*BRIEF*.
Retype every entry word for word.

>>>

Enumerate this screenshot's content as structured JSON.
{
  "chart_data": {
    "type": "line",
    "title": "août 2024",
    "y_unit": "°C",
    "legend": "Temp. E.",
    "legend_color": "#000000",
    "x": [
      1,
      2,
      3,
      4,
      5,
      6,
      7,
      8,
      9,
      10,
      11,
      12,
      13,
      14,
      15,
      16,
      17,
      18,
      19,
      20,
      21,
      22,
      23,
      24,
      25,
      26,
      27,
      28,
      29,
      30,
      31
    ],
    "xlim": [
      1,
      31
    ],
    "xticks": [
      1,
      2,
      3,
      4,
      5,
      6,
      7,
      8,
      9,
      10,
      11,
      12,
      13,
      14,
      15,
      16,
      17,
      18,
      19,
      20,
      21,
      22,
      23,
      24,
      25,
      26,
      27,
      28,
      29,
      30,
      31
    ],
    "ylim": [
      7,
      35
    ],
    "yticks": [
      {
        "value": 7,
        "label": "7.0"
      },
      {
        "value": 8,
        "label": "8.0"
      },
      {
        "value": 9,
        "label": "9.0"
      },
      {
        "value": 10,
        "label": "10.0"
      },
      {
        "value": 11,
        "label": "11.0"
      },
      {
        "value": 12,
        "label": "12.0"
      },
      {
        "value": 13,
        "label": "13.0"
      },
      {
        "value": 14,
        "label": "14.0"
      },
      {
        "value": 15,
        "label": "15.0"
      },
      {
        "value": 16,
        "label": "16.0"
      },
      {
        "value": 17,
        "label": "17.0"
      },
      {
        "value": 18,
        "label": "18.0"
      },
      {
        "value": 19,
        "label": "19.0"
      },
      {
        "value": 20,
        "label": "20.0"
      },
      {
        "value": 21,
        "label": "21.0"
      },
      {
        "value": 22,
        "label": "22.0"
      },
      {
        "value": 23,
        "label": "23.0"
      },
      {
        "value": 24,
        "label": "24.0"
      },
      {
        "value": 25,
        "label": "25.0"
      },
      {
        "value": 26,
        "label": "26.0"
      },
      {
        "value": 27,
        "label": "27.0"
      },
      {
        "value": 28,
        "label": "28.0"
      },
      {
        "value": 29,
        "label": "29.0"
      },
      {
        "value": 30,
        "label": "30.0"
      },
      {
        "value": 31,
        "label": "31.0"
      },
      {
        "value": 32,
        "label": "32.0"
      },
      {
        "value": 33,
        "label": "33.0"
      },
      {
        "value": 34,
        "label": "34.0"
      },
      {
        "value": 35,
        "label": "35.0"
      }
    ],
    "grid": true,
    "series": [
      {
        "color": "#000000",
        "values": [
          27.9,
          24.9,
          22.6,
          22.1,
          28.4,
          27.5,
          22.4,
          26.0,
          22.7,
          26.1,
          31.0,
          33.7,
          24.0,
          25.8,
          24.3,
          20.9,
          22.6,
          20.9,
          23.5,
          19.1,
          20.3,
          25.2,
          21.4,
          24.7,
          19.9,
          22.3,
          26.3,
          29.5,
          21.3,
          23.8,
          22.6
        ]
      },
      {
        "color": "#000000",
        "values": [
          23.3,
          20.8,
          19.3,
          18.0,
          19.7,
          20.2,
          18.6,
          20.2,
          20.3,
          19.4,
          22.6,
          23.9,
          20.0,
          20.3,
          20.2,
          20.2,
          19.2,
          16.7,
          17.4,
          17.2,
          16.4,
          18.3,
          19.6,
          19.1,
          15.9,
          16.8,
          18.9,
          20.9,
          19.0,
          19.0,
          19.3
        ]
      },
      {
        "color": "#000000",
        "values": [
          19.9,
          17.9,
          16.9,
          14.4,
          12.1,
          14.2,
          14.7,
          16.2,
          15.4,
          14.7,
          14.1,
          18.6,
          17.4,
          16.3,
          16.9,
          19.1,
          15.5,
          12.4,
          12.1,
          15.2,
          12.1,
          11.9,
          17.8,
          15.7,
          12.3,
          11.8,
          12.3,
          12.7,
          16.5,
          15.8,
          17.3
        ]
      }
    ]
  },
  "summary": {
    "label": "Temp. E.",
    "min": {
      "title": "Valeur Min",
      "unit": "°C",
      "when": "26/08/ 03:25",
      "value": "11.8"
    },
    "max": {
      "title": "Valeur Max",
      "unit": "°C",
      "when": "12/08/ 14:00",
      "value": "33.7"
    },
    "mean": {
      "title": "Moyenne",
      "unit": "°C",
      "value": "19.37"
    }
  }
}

<<<

*SOLUTION*.
Enumerate this screenshot's content as structured JSON.
{
  "chart_data": {
    "type": "line",
    "title": "août 2024",
    "y_unit": "°C",
    "legend": "Temp. E.",
    "legend_color": "#000000",
    "x": [
      1,
      2,
      3,
      4,
      5,
      6,
      7,
      8,
      9,
      10,
      11,
      12,
      13,
      14,
      15,
      16,
      17,
      18,
      19,
      20,
      21,
      22,
      23,
      24,
      25,
      26,
      27,
      28,
      29,
      30,
      31
    ],
    "xlim": [
      1,
      31
    ],
    "xticks": [
      1,
      2,
      3,
      4,
      5,
      6,
      7,
      8,
      9,
      10,
      11,
      12,
      13,
      14,
      15,
      16,
      17,
      18,
      19,
      20,
      21,
      22,
      23,
      24,
      25,
      26,
      27,
      28,
      29,
      30,
      31
    ],
    "ylim": [
      7,
      35
    ],
    "yticks": [
      {
        "value": 7,
        "label": "7.0"
      },
      {
        "value": 8,
        "label": "8.0"
      },
      {
        "value": 9,
        "label": "9.0"
      },
      {
        "value": 10,
        "label": "10.0"
      },
      {
        "value": 11,
        "label": "11.0"
      },
      {
        "value": 12,
        "label": "12.0"
      },
      {
        "value": 13,
        "label": "13.0"
      },
      {
        "value": 14,
        "label": "14.0"
      },
      {
        "value": 15,
        "label": "15.0"
      },
      {
        "value": 16,
        "label": "16.0"
      },
      {
        "value": 17,
        "label": "17.0"
      },
      {
        "value": 18,
        "label": "18.0"
      },
      {
        "value": 19,
        "label": "19.0"
      },
      {
        "value": 20,
        "label": "20.0"
      },
      {
        "value": 21,
        "label": "21.0"
      },
      {
        "value": 22,
        "label": "22.0"
      },
      {
        "value": 23,
        "label": "23.0"
      },
      {
        "value": 24,
        "label": "24.0"
      },
      {
        "value": 25,
        "label": "25.0"
      },
      {
        "value": 26,
        "label": "26.0"
      },
      {
        "value": 27,
        "label": "27.0"
      },
      {
        "value": 28,
        "label": "28.0"
      },
      {
        "value": 29,
        "label": "29.0"
      },
      {
        "value": 30,
        "label": "30.0"
      },
      {
        "value": 31,
        "label": "31.0"
      },
      {
        "value": 32,
        "label": "32.0"
      },
      {
        "value": 33,
        "label": "33.0"
      },
      {
        "value": 34,
        "label": "34.0"
      },
      {
        "value": 35,
        "label": "35.0"
      }
    ],
    "grid": true,
    "series": [
      {
        "color": "#000000",
        "values": [
          27.9,
          24.9,
          22.6,
          22.1,
          28.4,
          27.5,
          22.4,
          26.0,
          22.7,
          26.1,
          31.0,
          33.7,
          24.0,
          25.8,
          24.3,
          20.9,
          22.6,
          20.9,
          23.5,
          19.1,
          20.3,
          25.2,
          21.4,
          24.7,
          19.9,
          22.3,
          26.3,
          29.5,
          21.3,
          23.8,
          22.6
        ]
      },
      {
        "color": "#000000",
        "values": [
          23.3,
          20.8,
          19.3,
          18.0,
          19.7,
          20.2,
          18.6,
          20.2,
          20.3,
          19.4,
          22.6,
          23.9,
          20.0,
          20.3,
          20.2,
          20.2,
          19.2,
          16.7,
          17.4,
          17.2,
          16.4,
          18.3,
          19.6,
          19.1,
          15.9,
          16.8,
          18.9,
          20.9,
          19.0,
          19.0,
          19.3
        ]
      },
      {
        "color": "#000000",
        "values": [
          19.9,
          17.9,
          16.9,
          14.4,
          12.1,
          14.2,
          14.7,
          16.2,
          15.4,
          14.7,
          14.1,
          18.6,
          17.4,
          16.3,
          16.9,
          19.1,
          15.5,
          12.4,
          12.1,
          15.2,
          12.1,
          11.9,
          17.8,
          15.7,
          12.3,
          11.8,
          12.3,
          12.7,
          16.5,
          15.8,
          17.3
        ]
      }
    ]
  },
  "summary": {
    "label": "Temp. E.",
    "min": {
      "title": "Valeur Min",
      "unit": "°C",
      "when": "26/08/ 03:25",
      "value": "11.8"
    },
    "max": {
      "title": "Valeur Max",
      "unit": "°C",
      "when": "12/08/ 14:00",
      "value": "33.7"
    },
    "mean": {
      "title": "Moyenne",
      "unit": "°C",
      "value": "19.37"
    }
  }
}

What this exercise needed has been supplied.